WORK INSTRUCTION:
In the abstract below on sex distribution of clefts in mice, which mouse strain showed survival and malformation rates that were not gender-specific?

TEXT BLOCK:
* * *

Sex distribution is a factor in teratogenically induced clefts and in the anti-teratogenic effect of thiamine in mice, but not in genetically determined cleft appearance.

PURPOSE: Cleft lip and/or palate (CL/P) shows a gender-related distribution in human beings. The reason is unknown. This study analyzed the gender-related cleft appearance with respect to teratogenically and genetically determined cleft appearance and the response to thiamine (vitamin B1) supplementation. MATERIAL AND METHODS: Cyclophosphamide (CPA; 0.6 mg) and dexamethasone (0.25 mg) were injected intraperitoneally to A/B-Jena mice on different days of pregnancy. The abortion and malformation rate in the A/B-Jena and A/WySn mice with genetically determined clefting was documented to be gender-specific. Vitamin B1 was given to A/B-Jena dams at different times during pregnancy before, simultaneously and after the teratogenic agent was given to the pregnant mothers. A/WySn mice received oral supplementation at different times during embryonic/fetal development. RESULTS: There were significantly more living female fetuses when mothers were treated with teratogens, and the embryo lethality and malformation affected more male individuals. However, the survival and malformation rate in A/WySn mice was not gender-specific. Especially in male fetuses, vitamin B1 decreased the teratogenic cleft rate (CPA: p < 0.001, dexamethasone: p = 0.6), whereas there was no effect in the A/WySn mice. CONCLUSION: There was a strong anti-teratogenic effect of vitamin B1, especially in the male fetuses. Genetically determined cleft appearance was not positively influenced. These findings confirm observations about cleft appearance in human beings.

* * *

INFORMATION SUPPLIED:
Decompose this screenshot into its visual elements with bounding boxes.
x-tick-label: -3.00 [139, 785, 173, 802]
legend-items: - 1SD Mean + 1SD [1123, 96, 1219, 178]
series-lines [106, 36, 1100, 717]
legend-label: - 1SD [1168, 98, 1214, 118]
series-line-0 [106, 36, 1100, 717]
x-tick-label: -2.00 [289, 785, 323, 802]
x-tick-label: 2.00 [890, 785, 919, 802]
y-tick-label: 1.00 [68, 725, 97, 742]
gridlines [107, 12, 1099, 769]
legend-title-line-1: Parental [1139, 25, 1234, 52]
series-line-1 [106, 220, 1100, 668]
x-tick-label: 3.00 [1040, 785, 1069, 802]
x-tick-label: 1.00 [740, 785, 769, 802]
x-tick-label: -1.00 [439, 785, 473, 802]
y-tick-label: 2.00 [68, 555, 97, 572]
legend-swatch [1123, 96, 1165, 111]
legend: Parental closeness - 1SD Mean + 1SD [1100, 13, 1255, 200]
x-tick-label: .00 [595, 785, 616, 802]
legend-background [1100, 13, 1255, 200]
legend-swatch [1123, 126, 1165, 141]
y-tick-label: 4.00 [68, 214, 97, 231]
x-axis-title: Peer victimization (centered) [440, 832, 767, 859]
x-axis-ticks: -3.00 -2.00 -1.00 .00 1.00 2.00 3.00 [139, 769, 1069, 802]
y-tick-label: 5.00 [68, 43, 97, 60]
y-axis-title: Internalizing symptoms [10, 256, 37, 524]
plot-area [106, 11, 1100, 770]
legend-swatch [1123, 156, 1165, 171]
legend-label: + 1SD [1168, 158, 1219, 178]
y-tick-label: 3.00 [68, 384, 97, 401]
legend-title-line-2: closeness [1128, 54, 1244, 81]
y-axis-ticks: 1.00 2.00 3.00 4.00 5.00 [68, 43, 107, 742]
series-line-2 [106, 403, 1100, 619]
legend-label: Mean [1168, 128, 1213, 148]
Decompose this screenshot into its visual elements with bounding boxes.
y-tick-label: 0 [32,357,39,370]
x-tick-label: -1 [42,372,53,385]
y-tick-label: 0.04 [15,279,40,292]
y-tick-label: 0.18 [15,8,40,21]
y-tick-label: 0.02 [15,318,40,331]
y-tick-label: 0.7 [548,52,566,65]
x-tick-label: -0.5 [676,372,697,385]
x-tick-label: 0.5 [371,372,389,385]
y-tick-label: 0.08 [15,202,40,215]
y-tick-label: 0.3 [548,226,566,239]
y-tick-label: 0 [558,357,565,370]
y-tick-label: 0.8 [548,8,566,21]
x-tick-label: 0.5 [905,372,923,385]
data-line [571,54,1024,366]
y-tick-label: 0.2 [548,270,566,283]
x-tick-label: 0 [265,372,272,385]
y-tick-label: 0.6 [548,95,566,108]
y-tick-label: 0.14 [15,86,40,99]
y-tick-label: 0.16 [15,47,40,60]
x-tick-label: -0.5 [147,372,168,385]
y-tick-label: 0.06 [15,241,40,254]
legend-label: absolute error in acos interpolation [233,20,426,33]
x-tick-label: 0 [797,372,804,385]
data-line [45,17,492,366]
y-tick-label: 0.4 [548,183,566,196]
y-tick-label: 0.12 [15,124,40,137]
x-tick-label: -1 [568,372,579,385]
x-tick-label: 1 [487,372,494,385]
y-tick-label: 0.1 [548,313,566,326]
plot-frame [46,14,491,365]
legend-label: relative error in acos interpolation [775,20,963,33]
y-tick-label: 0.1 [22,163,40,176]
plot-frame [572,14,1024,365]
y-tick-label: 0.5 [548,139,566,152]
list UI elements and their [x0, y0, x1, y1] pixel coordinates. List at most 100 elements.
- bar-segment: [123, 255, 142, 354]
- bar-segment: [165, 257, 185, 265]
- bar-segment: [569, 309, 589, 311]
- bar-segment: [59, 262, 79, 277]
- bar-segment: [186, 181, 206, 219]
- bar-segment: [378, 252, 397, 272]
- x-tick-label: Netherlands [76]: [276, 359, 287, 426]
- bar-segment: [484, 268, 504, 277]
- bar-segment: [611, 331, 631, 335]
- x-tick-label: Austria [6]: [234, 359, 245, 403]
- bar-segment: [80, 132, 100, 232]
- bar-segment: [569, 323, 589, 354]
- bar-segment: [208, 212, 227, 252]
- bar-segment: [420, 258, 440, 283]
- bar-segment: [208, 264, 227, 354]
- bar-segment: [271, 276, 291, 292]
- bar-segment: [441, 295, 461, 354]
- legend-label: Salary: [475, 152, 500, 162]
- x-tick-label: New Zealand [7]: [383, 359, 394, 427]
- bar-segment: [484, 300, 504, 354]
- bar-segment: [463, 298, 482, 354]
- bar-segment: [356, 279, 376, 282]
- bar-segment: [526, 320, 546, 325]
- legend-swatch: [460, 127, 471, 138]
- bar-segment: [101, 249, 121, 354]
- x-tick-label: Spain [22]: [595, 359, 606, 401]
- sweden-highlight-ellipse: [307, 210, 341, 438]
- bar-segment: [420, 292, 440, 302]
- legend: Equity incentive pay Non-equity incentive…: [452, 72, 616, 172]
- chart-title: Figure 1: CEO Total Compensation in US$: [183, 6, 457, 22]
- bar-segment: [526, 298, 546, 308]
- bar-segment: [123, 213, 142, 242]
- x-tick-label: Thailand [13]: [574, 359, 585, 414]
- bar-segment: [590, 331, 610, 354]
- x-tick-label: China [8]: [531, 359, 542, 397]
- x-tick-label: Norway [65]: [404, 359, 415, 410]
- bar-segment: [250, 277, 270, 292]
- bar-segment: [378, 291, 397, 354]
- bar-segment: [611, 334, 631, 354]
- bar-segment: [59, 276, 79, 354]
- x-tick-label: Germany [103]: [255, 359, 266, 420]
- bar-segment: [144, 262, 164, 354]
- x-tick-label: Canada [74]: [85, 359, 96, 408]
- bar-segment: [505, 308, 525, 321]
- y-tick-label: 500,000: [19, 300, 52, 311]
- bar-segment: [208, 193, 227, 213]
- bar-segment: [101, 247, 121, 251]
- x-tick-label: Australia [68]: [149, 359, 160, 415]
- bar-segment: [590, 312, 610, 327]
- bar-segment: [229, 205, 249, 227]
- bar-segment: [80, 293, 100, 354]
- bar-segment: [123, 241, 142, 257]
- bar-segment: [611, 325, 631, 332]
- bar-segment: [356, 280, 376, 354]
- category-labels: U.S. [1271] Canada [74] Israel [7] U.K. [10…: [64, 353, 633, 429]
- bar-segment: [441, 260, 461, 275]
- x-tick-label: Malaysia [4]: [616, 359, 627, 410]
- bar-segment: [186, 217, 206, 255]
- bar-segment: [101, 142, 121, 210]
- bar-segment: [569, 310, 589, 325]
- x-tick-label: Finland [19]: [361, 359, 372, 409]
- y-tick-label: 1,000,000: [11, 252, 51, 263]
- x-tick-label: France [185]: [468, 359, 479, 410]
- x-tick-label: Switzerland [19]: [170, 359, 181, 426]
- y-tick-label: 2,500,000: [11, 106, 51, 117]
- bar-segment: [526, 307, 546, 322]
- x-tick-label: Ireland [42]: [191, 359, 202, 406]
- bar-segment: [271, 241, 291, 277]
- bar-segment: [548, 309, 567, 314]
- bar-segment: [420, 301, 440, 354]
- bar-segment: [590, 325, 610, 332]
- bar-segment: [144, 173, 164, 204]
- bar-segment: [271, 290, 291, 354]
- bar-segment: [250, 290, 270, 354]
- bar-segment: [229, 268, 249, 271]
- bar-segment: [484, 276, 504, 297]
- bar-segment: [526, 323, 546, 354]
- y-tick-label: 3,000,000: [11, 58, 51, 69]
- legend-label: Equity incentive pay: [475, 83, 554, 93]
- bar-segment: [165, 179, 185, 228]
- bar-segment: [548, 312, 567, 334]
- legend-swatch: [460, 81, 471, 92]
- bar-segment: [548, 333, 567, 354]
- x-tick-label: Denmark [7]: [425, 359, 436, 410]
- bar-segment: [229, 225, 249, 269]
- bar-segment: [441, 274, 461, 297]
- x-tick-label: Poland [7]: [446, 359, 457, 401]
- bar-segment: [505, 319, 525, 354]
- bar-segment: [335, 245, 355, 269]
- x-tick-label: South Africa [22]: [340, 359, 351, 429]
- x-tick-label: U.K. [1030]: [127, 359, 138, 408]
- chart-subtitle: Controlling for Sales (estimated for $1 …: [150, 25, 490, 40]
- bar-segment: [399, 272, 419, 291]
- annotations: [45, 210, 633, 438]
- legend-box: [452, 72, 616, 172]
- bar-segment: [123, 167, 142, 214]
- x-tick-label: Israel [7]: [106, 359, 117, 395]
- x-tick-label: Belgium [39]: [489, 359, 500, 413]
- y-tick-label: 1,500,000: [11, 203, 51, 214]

* * *

SOLUTION TO THIS PROBLEM:
A/WySn mice